In each of the records below, change "conveyor pulley" to "conveyor roller" and reproduce the text with every other part unchanged. Omit the pictures from your answer.

--- start of Data shown ---

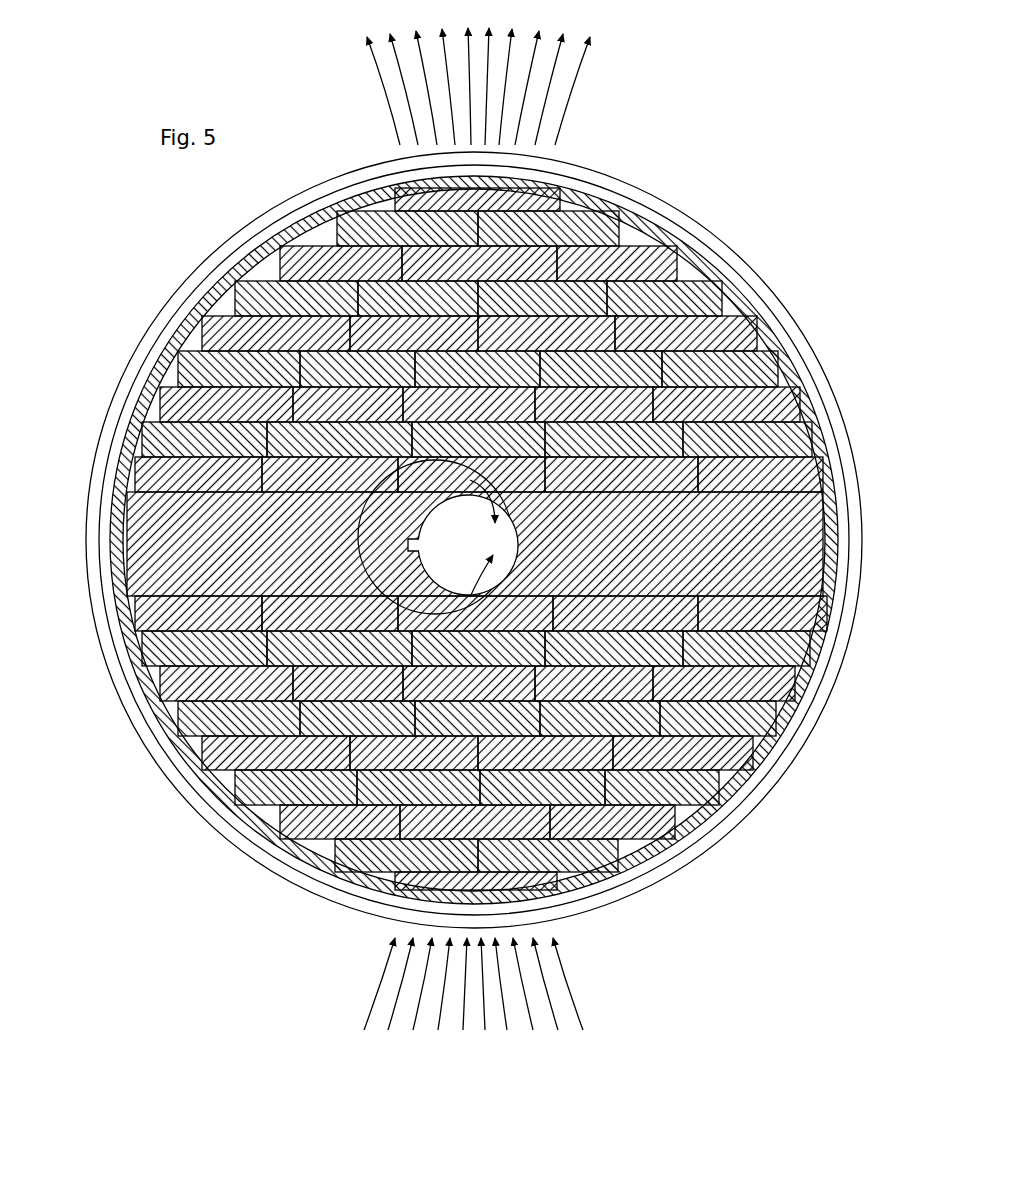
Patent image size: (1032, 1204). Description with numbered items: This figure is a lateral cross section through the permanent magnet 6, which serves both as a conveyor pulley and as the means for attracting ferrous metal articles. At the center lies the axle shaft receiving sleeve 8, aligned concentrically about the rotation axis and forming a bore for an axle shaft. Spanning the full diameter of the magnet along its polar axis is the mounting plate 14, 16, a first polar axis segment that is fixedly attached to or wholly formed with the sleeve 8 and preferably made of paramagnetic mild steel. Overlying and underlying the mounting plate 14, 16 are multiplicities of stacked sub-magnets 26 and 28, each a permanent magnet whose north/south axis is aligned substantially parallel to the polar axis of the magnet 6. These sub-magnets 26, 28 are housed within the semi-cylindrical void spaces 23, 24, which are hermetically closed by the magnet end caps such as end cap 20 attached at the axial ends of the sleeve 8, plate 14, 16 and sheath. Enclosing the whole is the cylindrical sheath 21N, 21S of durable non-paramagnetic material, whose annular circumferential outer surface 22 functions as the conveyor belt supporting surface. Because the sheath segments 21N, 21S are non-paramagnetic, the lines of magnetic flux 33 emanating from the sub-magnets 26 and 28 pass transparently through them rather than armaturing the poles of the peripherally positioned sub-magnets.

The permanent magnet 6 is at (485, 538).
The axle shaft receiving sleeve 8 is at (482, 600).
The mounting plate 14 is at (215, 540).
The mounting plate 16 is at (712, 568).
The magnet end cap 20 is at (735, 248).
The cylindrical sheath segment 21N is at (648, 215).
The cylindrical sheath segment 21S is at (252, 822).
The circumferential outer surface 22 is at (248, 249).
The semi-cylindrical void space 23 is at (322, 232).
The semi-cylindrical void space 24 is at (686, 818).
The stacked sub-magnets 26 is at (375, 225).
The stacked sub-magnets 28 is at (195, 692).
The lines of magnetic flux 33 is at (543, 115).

--- end of Data shown ---

(The result):
Patent image size: (1032, 1204). Description with numbered items: This figure is a lateral cross section through the permanent magnet 6, which serves both as a conveyor roller and as the means for attracting ferrous metal articles. At the center lies the axle shaft receiving sleeve 8, aligned concentrically about the rotation axis and forming a bore for an axle shaft. Spanning the full diameter of the magnet along its polar axis is the mounting plate 14, 16, a first polar axis segment that is fixedly attached to or wholly formed with the sleeve 8 and preferably made of paramagnetic mild steel. Overlying and underlying the mounting plate 14, 16 are multiplicities of stacked sub-magnets 26 and 28, each a permanent magnet whose north/south axis is aligned substantially parallel to the polar axis of the magnet 6. These sub-magnets 26, 28 are housed within the semi-cylindrical void spaces 23, 24, which are hermetically closed by the magnet end caps such as end cap 20 attached at the axial ends of the sleeve 8, plate 14, 16 and sheath. Enclosing the whole is the cylindrical sheath 21N, 21S of durable non-paramagnetic material, whose annular circumferential outer surface 22 functions as the conveyor belt supporting surface. Because the sheath segments 21N, 21S are non-paramagnetic, the lines of magnetic flux 33 emanating from the sub-magnets 26 and 28 pass transparently through them rather than armaturing the poles of the peripherally positioned sub-magnets.

The permanent magnet 6 is at (485, 538).
The axle shaft receiving sleeve 8 is at (482, 600).
The mounting plate 14 is at (215, 540).
The mounting plate 16 is at (712, 568).
The magnet end cap 20 is at (735, 248).
The cylindrical sheath segment 21N is at (648, 215).
The cylindrical sheath segment 21S is at (252, 822).
The circumferential outer surface 22 is at (248, 249).
The semi-cylindrical void space 23 is at (322, 232).
The semi-cylindrical void space 24 is at (686, 818).
The stacked sub-magnets 26 is at (375, 225).
The stacked sub-magnets 28 is at (195, 692).
The lines of magnetic flux 33 is at (543, 115).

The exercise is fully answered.